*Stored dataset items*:
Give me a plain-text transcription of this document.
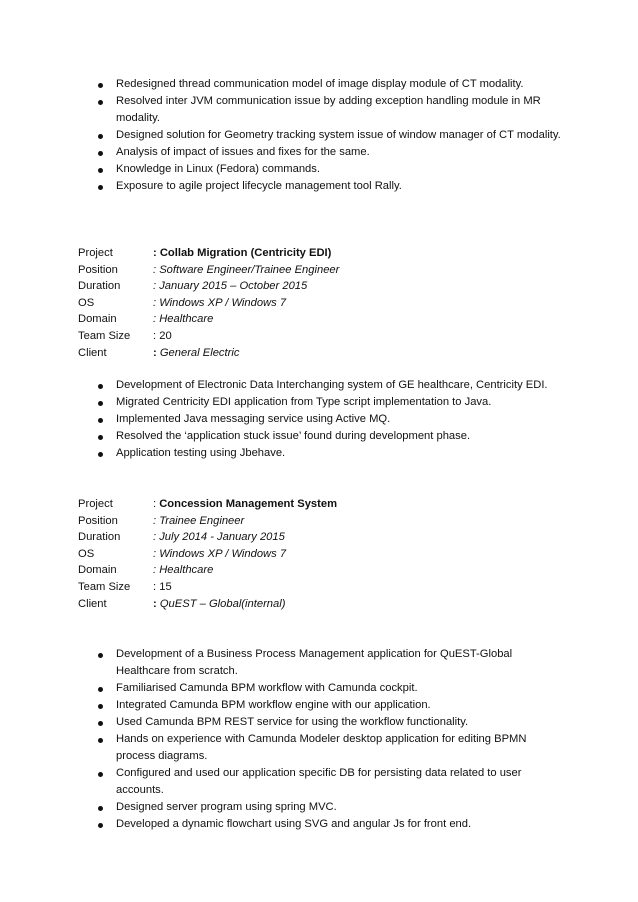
Redesigned thread communication model of image display module of CT modality.
Resolved inter JVM communication issue by adding exception handling module in MR modality.
Designed solution for Geometry tracking system issue of window manager of CT modality.
Analysis of impact of issues and fixes for the same.
Knowledge in Linux (Fedora) commands.
Exposure to agile project lifecycle management tool Rally.
Project	: Collab Migration (Centricity EDI)
Position	: Software Engineer/Trainee Engineer
Duration	: January 2015 – October 2015
OS	: Windows XP / Windows 7
Domain	: Healthcare
Team Size	: 20
Client	: General Electric
Development of Electronic Data Interchanging system of GE healthcare, Centricity EDI.
Migrated Centricity EDI application from Type script implementation to Java.
Implemented Java messaging service using Active MQ.
Resolved the ‘application stuck issue’ found during development phase.
Application testing using Jbehave.
Project	: Concession Management System
Position	: Trainee Engineer
Duration	: July 2014 - January 2015
OS	: Windows XP / Windows 7
Domain	: Healthcare
Team Size	: 15
Client	: QuEST – Global(internal)
Development of a Business Process Management application for QuEST-Global Healthcare from scratch.
Familiarised Camunda BPM workflow with Camunda cockpit.
Integrated Camunda BPM workflow engine with our application.
Used Camunda BPM REST service for using the workflow functionality.
Hands on experience with Camunda Modeler desktop application for editing BPMN process diagrams.
Configured and used our application specific DB for persisting data related to user accounts.
Designed server program using spring MVC.
Developed a dynamic flowchart using SVG and angular Js for front end.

*Exercise objective*:
Write out every line from the entries where "with" appears.

*Exercise response*:
Familiarised Camunda BPM workflow with Camunda cockpit.
Integrated Camunda BPM workflow engine with our application.
Hands on experience with Camunda Modeler desktop application for editing BPMN process diagrams.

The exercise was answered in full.